◆ **Your task**
Exact repetition of every entry is required.

◆ **Excerpted data**

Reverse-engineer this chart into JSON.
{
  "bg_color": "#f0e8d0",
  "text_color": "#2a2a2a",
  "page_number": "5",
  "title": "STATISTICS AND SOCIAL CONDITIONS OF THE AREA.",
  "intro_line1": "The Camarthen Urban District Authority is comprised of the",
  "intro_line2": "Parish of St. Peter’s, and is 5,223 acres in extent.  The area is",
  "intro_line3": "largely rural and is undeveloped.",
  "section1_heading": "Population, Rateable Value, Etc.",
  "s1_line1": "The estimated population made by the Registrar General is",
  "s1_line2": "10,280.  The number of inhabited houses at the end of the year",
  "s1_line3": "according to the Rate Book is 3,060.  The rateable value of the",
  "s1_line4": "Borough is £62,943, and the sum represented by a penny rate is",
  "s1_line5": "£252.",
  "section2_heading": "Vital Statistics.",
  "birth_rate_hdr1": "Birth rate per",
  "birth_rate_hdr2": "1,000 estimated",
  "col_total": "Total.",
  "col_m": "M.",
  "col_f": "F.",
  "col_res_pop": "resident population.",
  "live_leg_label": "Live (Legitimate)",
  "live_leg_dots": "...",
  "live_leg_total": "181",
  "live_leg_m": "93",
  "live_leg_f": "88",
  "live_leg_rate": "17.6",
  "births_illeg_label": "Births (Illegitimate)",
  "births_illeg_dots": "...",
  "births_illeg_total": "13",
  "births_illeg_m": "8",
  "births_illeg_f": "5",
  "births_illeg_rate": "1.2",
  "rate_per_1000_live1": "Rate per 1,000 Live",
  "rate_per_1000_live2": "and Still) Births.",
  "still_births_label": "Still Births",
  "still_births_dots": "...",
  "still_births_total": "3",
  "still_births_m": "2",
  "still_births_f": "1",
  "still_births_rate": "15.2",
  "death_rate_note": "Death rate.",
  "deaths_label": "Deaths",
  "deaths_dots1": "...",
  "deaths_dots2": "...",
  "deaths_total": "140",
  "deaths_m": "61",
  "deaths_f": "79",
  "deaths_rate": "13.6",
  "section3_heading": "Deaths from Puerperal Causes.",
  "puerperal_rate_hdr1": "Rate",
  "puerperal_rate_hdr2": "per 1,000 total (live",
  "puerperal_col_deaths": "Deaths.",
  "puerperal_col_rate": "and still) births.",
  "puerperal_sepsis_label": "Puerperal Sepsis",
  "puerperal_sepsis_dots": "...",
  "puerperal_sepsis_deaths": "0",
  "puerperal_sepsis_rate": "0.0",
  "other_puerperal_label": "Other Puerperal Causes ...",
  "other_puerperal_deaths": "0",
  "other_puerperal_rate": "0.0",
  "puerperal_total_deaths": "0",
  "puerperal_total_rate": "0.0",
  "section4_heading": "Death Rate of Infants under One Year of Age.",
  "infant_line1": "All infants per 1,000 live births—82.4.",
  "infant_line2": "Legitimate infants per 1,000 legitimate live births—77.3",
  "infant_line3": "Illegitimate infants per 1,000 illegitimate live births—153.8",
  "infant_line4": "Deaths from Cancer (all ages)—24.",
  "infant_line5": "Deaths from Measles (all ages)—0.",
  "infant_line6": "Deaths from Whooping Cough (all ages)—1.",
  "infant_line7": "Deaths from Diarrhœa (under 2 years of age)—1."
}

◆ **Solution to this task**
Reverse-engineer this chart into JSON.
{
  "bg_color": "#f0e8d0",
  "text_color": "#2a2a2a",
  "page_number": "5",
  "title": "STATISTICS AND SOCIAL CONDITIONS OF THE AREA.",
  "intro_line1": "The Camarthen Urban District Authority is comprised of the",
  "intro_line2": "Parish of St. Peter’s, and is 5,223 acres in extent.  The area is",
  "intro_line3": "largely rural and is undeveloped.",
  "section1_heading": "Population, Rateable Value, Etc.",
  "s1_line1": "The estimated population made by the Registrar General is",
  "s1_line2": "10,280.  The number of inhabited houses at the end of the year",
  "s1_line3": "according to the Rate Book is 3,060.  The rateable value of the",
  "s1_line4": "Borough is £62,943, and the sum represented by a penny rate is",
  "s1_line5": "£252.",
  "section2_heading": "Vital Statistics.",
  "birth_rate_hdr1": "Birth rate per",
  "birth_rate_hdr2": "1,000 estimated",
  "col_total": "Total.",
  "col_m": "M.",
  "col_f": "F.",
  "col_res_pop": "resident population.",
  "live_leg_label": "Live (Legitimate)",
  "live_leg_dots": "...",
  "live_leg_total": "181",
  "live_leg_m": "93",
  "live_leg_f": "88",
  "live_leg_rate": "17.6",
  "births_illeg_label": "Births (Illegitimate)",
  "births_illeg_dots": "...",
  "births_illeg_total": "13",
  "births_illeg_m": "8",
  "births_illeg_f": "5",
  "births_illeg_rate": "1.2",
  "rate_per_1000_live1": "Rate per 1,000 Live",
  "rate_per_1000_live2": "and Still) Births.",
  "still_births_label": "Still Births",
  "still_births_dots": "...",
  "still_births_total": "3",
  "still_births_m": "2",
  "still_births_f": "1",
  "still_births_rate": "15.2",
  "death_rate_note": "Death rate.",
  "deaths_label": "Deaths",
  "deaths_dots1": "...",
  "deaths_dots2": "...",
  "deaths_total": "140",
  "deaths_m": "61",
  "deaths_f": "79",
  "deaths_rate": "13.6",
  "section3_heading": "Deaths from Puerperal Causes.",
  "puerperal_rate_hdr1": "Rate",
  "puerperal_rate_hdr2": "per 1,000 total (live",
  "puerperal_col_deaths": "Deaths.",
  "puerperal_col_rate": "and still) births.",
  "puerperal_sepsis_label": "Puerperal Sepsis",
  "puerperal_sepsis_dots": "...",
  "puerperal_sepsis_deaths": "0",
  "puerperal_sepsis_rate": "0.0",
  "other_puerperal_label": "Other Puerperal Causes ...",
  "other_puerperal_deaths": "0",
  "other_puerperal_rate": "0.0",
  "puerperal_total_deaths": "0",
  "puerperal_total_rate": "0.0",
  "section4_heading": "Death Rate of Infants under One Year of Age.",
  "infant_line1": "All infants per 1,000 live births—82.4.",
  "infant_line2": "Legitimate infants per 1,000 legitimate live births—77.3",
  "infant_line3": "Illegitimate infants per 1,000 illegitimate live births—153.8",
  "infant_line4": "Deaths from Cancer (all ages)—24.",
  "infant_line5": "Deaths from Measles (all ages)—0.",
  "infant_line6": "Deaths from Whooping Cough (all ages)—1.",
  "infant_line7": "Deaths from Diarrhœa (under 2 years of age)—1."
}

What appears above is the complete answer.